* _EXERCISE REQUIREMENTS_:
Can you print every record below exactly as written?

* START *

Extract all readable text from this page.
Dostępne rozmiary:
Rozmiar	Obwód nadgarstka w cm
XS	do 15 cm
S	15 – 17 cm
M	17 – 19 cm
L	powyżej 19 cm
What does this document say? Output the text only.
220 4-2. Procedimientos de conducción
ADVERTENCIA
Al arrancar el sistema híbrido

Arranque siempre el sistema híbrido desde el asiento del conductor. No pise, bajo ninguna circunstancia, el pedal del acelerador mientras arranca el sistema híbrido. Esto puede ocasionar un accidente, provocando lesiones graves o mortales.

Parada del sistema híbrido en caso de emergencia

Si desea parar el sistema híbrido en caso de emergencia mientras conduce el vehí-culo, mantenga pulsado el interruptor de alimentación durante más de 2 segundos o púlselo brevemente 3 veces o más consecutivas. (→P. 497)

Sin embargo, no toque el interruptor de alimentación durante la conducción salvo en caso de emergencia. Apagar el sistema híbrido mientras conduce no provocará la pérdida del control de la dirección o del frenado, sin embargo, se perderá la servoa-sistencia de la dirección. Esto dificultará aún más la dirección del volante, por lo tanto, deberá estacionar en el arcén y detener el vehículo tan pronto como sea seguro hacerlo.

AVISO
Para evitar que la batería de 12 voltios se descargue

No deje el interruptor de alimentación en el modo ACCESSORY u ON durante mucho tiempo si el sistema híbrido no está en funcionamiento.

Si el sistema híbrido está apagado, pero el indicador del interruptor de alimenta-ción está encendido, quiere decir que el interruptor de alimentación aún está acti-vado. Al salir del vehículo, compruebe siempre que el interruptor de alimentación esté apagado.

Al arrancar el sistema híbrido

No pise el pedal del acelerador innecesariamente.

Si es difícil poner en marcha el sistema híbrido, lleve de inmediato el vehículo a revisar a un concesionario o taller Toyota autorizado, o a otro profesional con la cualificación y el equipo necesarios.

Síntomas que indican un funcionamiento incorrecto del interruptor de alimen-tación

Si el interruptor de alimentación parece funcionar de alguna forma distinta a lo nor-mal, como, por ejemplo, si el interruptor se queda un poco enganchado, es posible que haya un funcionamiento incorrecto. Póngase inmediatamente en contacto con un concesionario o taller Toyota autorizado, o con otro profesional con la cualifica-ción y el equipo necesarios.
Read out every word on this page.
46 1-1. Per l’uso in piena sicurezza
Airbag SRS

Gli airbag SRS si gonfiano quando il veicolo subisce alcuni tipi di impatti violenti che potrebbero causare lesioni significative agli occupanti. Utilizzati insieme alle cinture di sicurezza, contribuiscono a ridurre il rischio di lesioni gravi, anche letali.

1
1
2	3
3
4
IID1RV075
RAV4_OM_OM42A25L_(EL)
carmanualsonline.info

* END *

* _COMPLETE OUTPUT_:
Extract all readable text from this page.
Dostępne rozmiary:
Rozmiar	Obwód nadgarstka w cm
XS	do 15 cm
S	15 – 17 cm
M	17 – 19 cm
L	powyżej 19 cm
What does this document say? Output the text only.
220 4-2. Procedimientos de conducción
ADVERTENCIA
Al arrancar el sistema híbrido

Arranque siempre el sistema híbrido desde el asiento del conductor. No pise, bajo ninguna circunstancia, el pedal del acelerador mientras arranca el sistema híbrido. Esto puede ocasionar un accidente, provocando lesiones graves o mortales.

Parada del sistema híbrido en caso de emergencia

Si desea parar el sistema híbrido en caso de emergencia mientras conduce el vehí-culo, mantenga pulsado el interruptor de alimentación durante más de 2 segundos o púlselo brevemente 3 veces o más consecutivas. (→P. 497)

Sin embargo, no toque el interruptor de alimentación durante la conducción salvo en caso de emergencia. Apagar el sistema híbrido mientras conduce no provocará la pérdida del control de la dirección o del frenado, sin embargo, se perderá la servoa-sistencia de la dirección. Esto dificultará aún más la dirección del volante, por lo tanto, deberá estacionar en el arcén y detener el vehículo tan pronto como sea seguro hacerlo.

AVISO
Para evitar que la batería de 12 voltios se descargue

No deje el interruptor de alimentación en el modo ACCESSORY u ON durante mucho tiempo si el sistema híbrido no está en funcionamiento.

Si el sistema híbrido está apagado, pero el indicador del interruptor de alimenta-ción está encendido, quiere decir que el interruptor de alimentación aún está acti-vado. Al salir del vehículo, compruebe siempre que el interruptor de alimentación esté apagado.

Al arrancar el sistema híbrido

No pise el pedal del acelerador innecesariamente.

Si es difícil poner en marcha el sistema híbrido, lleve de inmediato el vehículo a revisar a un concesionario o taller Toyota autorizado, o a otro profesional con la cualificación y el equipo necesarios.

Síntomas que indican un funcionamiento incorrecto del interruptor de alimen-tación

Si el interruptor de alimentación parece funcionar de alguna forma distinta a lo nor-mal, como, por ejemplo, si el interruptor se queda un poco enganchado, es posible que haya un funcionamiento incorrecto. Póngase inmediatamente en contacto con un concesionario o taller Toyota autorizado, o con otro profesional con la cualifica-ción y el equipo necesarios.
Read out every word on this page.
46 1-1. Per l’uso in piena sicurezza
Airbag SRS

Gli airbag SRS si gonfiano quando il veicolo subisce alcuni tipi di impatti violenti che potrebbero causare lesioni significative agli occupanti. Utilizzati insieme alle cinture di sicurezza, contribuiscono a ridurre il rischio di lesioni gravi, anche letali.

1
1
2	3
3
4
IID1RV075
RAV4_OM_OM42A25L_(EL)
carmanualsonline.info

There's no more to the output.